[Records from a collection of figures]
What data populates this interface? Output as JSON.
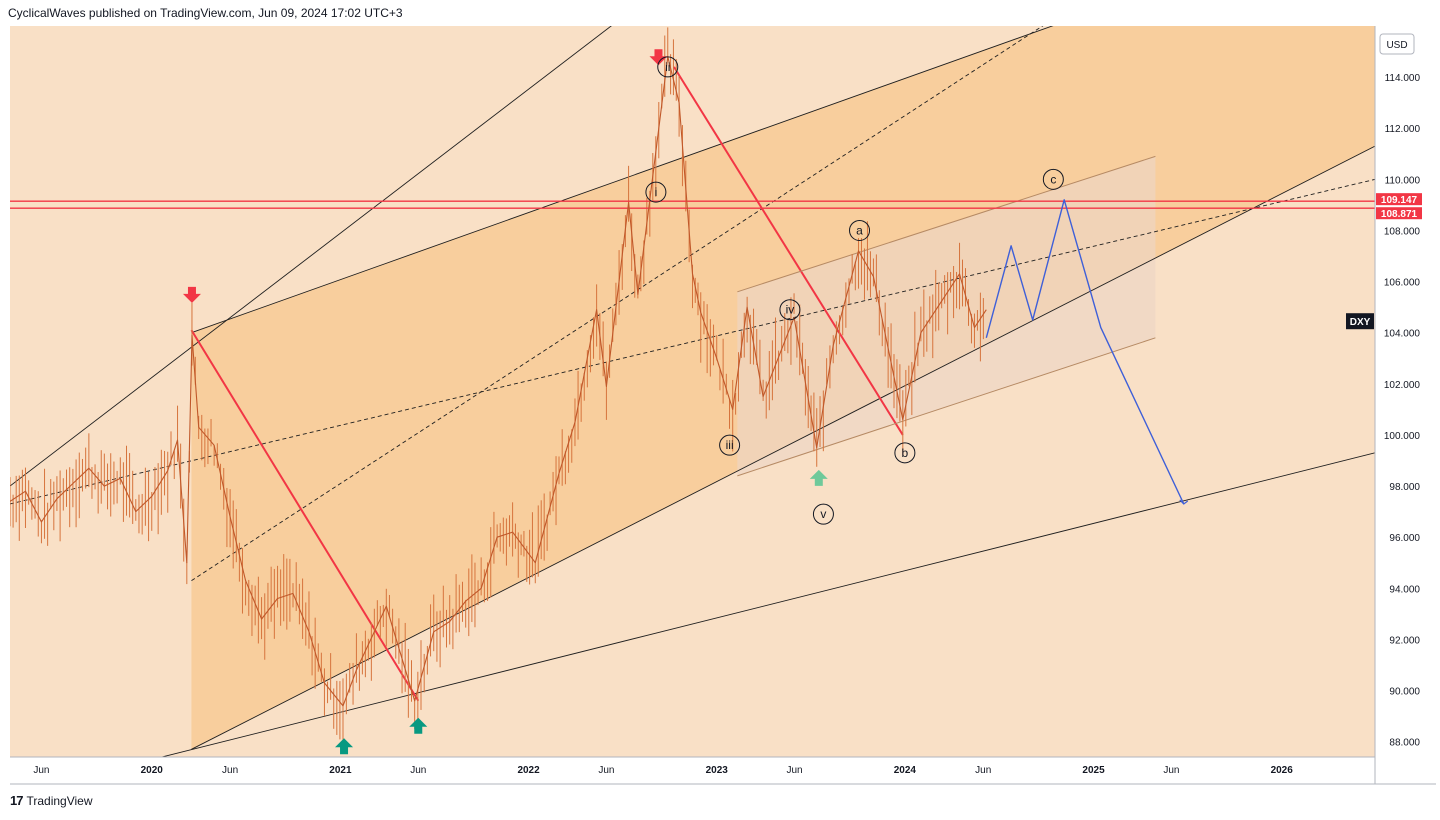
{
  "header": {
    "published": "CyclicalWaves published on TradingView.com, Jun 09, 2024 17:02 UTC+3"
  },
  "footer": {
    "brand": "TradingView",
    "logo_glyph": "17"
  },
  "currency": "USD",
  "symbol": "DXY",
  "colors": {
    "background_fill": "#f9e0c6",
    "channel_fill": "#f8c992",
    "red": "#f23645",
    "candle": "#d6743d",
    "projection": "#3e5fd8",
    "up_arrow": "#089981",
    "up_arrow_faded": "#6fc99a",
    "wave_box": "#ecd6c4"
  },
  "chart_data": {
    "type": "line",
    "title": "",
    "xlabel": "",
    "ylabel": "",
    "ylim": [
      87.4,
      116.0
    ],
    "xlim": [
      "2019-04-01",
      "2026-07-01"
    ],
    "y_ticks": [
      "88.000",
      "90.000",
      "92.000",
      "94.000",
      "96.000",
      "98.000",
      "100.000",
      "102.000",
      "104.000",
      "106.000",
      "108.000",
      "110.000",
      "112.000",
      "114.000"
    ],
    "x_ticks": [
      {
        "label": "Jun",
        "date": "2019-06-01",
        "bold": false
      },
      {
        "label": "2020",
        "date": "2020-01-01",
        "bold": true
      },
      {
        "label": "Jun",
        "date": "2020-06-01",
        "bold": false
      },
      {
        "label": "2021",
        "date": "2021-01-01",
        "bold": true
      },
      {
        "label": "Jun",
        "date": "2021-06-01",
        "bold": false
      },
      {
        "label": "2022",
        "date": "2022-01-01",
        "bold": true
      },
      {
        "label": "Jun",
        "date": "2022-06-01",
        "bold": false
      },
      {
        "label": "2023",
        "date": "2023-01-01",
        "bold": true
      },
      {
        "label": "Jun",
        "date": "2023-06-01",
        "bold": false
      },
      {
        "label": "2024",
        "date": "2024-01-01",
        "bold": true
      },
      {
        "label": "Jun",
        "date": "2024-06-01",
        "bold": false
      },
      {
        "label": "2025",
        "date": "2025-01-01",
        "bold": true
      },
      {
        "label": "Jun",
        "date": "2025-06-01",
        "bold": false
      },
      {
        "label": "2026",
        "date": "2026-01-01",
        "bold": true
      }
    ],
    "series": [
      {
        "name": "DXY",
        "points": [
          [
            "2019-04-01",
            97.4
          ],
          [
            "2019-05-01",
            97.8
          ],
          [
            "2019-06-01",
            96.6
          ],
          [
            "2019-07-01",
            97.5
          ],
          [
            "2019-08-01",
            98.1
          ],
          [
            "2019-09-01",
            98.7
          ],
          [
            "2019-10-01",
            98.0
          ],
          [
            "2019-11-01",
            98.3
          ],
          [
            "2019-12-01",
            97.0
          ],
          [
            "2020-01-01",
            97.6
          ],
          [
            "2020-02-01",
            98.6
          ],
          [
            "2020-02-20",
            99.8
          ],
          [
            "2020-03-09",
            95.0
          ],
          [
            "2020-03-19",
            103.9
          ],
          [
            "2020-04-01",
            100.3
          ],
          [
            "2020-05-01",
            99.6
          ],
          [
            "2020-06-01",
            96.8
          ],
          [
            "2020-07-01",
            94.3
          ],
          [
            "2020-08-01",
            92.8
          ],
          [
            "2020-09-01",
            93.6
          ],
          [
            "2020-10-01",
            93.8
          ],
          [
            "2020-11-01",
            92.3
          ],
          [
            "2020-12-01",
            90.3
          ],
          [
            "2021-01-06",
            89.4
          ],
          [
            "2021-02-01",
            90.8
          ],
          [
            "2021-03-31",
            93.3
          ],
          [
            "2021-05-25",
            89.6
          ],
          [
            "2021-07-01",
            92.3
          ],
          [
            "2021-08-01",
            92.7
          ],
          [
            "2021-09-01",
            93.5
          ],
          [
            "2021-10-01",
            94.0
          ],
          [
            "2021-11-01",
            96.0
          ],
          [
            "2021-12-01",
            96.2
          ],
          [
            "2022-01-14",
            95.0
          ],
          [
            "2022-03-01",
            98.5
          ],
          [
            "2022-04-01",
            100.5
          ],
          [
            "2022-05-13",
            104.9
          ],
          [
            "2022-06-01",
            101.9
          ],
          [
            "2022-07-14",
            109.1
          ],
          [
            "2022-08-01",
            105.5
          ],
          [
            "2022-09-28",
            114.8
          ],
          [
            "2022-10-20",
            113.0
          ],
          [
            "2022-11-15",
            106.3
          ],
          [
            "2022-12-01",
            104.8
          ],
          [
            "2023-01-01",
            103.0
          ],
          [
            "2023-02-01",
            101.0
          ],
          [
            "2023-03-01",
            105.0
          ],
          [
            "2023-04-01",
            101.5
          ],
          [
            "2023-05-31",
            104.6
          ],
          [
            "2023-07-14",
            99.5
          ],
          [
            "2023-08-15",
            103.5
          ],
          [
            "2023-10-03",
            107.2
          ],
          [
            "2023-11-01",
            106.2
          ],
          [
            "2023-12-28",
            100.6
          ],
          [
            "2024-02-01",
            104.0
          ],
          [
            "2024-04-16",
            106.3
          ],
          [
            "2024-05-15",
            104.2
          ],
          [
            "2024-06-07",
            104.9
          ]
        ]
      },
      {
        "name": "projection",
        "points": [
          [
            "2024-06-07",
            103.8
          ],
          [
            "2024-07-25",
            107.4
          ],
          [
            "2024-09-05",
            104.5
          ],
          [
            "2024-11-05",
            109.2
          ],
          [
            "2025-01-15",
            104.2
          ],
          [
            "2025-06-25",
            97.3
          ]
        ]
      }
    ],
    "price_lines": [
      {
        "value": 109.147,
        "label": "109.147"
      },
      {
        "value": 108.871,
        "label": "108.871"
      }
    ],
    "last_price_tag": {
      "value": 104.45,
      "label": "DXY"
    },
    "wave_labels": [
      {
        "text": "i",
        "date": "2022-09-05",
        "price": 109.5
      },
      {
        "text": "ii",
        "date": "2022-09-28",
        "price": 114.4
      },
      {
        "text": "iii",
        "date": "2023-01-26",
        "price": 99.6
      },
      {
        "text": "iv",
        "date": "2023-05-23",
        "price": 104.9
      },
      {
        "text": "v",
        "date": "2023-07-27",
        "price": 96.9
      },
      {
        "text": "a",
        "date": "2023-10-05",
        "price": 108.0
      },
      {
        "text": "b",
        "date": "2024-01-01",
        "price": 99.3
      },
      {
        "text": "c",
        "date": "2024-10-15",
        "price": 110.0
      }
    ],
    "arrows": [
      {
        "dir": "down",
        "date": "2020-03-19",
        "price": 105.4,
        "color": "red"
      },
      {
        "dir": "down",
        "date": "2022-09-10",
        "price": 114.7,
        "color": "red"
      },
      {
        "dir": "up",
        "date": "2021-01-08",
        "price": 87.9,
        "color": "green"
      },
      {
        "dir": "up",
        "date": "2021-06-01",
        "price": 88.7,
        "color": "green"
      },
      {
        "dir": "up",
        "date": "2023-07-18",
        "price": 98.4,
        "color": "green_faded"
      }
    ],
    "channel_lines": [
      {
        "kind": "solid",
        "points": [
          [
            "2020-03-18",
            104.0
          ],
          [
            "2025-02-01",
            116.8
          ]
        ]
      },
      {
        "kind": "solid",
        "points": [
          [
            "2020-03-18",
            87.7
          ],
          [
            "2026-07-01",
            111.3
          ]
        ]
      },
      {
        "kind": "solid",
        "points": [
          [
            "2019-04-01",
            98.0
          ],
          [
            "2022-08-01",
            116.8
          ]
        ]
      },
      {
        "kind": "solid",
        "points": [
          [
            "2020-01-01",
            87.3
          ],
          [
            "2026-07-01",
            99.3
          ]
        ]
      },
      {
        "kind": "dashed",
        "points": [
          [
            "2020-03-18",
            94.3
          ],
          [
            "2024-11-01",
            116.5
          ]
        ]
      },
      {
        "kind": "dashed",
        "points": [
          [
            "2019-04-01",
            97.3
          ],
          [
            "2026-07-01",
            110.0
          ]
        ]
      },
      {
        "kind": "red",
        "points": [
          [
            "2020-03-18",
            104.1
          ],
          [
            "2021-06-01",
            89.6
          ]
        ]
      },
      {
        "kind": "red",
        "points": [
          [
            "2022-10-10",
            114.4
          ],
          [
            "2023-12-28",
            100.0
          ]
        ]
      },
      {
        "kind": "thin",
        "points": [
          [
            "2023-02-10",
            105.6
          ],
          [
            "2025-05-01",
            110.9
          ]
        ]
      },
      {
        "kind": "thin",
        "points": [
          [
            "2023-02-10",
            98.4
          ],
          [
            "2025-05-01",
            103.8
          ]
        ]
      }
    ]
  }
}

### PROBLEM DETAILS
In the records above, find each line holding "TradingView" and copy it.

### COMPLETE RESPONSE
    "published": "CyclicalWaves published on TradingView.com, Jun 09, 2024 17:02 UTC+3"
    "brand": "TradingView",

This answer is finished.